*Set task:* Leave out the pictures and repeat the rest of the material exactly.

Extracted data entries
_ _ _ _ _

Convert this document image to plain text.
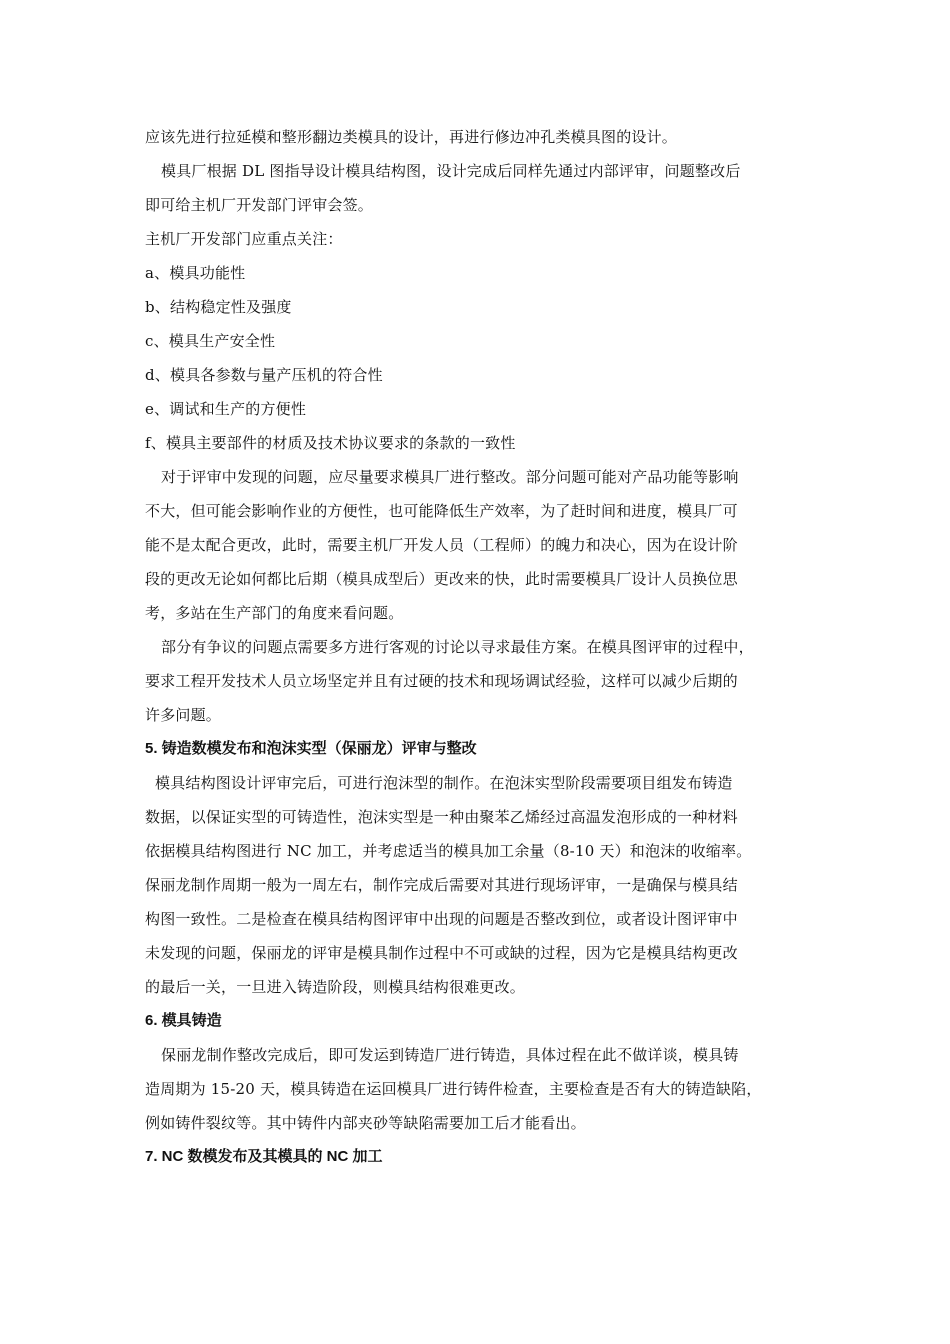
应该先进行拉延模和整形翻边类模具的设计，再进行修边冲孔类模具图的设计。

模具厂根据 DL 图指导设计模具结构图，设计完成后同样先通过内部评审，问题整改后
即可给主机厂开发部门评审会签。

主机厂开发部门应重点关注：

a、模具功能性

b、结构稳定性及强度

c、模具生产安全性

d、模具各参数与量产压机的符合性

e、调试和生产的方便性

f、模具主要部件的材质及技术协议要求的条款的一致性

对于评审中发现的问题，应尽量要求模具厂进行整改。部分问题可能对产品功能等影响
不大，但可能会影响作业的方便性，也可能降低生产效率，为了赶时间和进度，模具厂可
能不是太配合更改，此时，需要主机厂开发人员（工程师）的魄力和决心，因为在设计阶
段的更改无论如何都比后期（模具成型后）更改来的快，此时需要模具厂设计人员换位思
考，多站在生产部门的角度来看问题。

部分有争议的问题点需要多方进行客观的讨论以寻求最佳方案。在模具图评审的过程中，
要求工程开发技术人员立场坚定并且有过硬的技术和现场调试经验，这样可以减少后期的
许多问题。

5. 铸造数模发布和泡沫实型（保丽龙）评审与整改

模具结构图设计评审完后，可进行泡沫型的制作。在泡沫实型阶段需要项目组发布铸造
数据，以保证实型的可铸造性，泡沫实型是一种由聚苯乙烯经过高温发泡形成的一种材料
依据模具结构图进行 NC 加工，并考虑适当的模具加工余量（8-10 天）和泡沫的收缩率。

保丽龙制作周期一般为一周左右，制作完成后需要对其进行现场评审，一是确保与模具结
构图一致性。二是检查在模具结构图评审中出现的问题是否整改到位，或者设计图评审中
未发现的问题，保丽龙的评审是模具制作过程中不可或缺的过程，因为它是模具结构更改
的最后一关，一旦进入铸造阶段，则模具结构很难更改。

6. 模具铸造

保丽龙制作整改完成后，即可发运到铸造厂进行铸造，具体过程在此不做详谈，模具铸
造周期为 15-20 天，模具铸造在运回模具厂进行铸件检查，主要检查是否有大的铸造缺陷，
例如铸件裂纹等。其中铸件内部夹砂等缺陷需要加工后才能看出。

7. NC 数模发布及其模具的 NC 加工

_ _ _ _ _

*Exercise response:*
Convert this document image to plain text.
应该先进行拉延模和整形翻边类模具的设计，再进行修边冲孔类模具图的设计。

模具厂根据 DL 图指导设计模具结构图，设计完成后同样先通过内部评审，问题整改后
即可给主机厂开发部门评审会签。

主机厂开发部门应重点关注：

a、模具功能性

b、结构稳定性及强度

c、模具生产安全性

d、模具各参数与量产压机的符合性

e、调试和生产的方便性

f、模具主要部件的材质及技术协议要求的条款的一致性

对于评审中发现的问题，应尽量要求模具厂进行整改。部分问题可能对产品功能等影响
不大，但可能会影响作业的方便性，也可能降低生产效率，为了赶时间和进度，模具厂可
能不是太配合更改，此时，需要主机厂开发人员（工程师）的魄力和决心，因为在设计阶
段的更改无论如何都比后期（模具成型后）更改来的快，此时需要模具厂设计人员换位思
考，多站在生产部门的角度来看问题。

部分有争议的问题点需要多方进行客观的讨论以寻求最佳方案。在模具图评审的过程中，
要求工程开发技术人员立场坚定并且有过硬的技术和现场调试经验，这样可以减少后期的
许多问题。

5. 铸造数模发布和泡沫实型（保丽龙）评审与整改

模具结构图设计评审完后，可进行泡沫型的制作。在泡沫实型阶段需要项目组发布铸造
数据，以保证实型的可铸造性，泡沫实型是一种由聚苯乙烯经过高温发泡形成的一种材料
依据模具结构图进行 NC 加工，并考虑适当的模具加工余量（8-10 天）和泡沫的收缩率。

保丽龙制作周期一般为一周左右，制作完成后需要对其进行现场评审，一是确保与模具结
构图一致性。二是检查在模具结构图评审中出现的问题是否整改到位，或者设计图评审中
未发现的问题，保丽龙的评审是模具制作过程中不可或缺的过程，因为它是模具结构更改
的最后一关，一旦进入铸造阶段，则模具结构很难更改。

6. 模具铸造

保丽龙制作整改完成后，即可发运到铸造厂进行铸造，具体过程在此不做详谈，模具铸
造周期为 15-20 天，模具铸造在运回模具厂进行铸件检查，主要检查是否有大的铸造缺陷，
例如铸件裂纹等。其中铸件内部夹砂等缺陷需要加工后才能看出。

7. NC 数模发布及其模具的 NC 加工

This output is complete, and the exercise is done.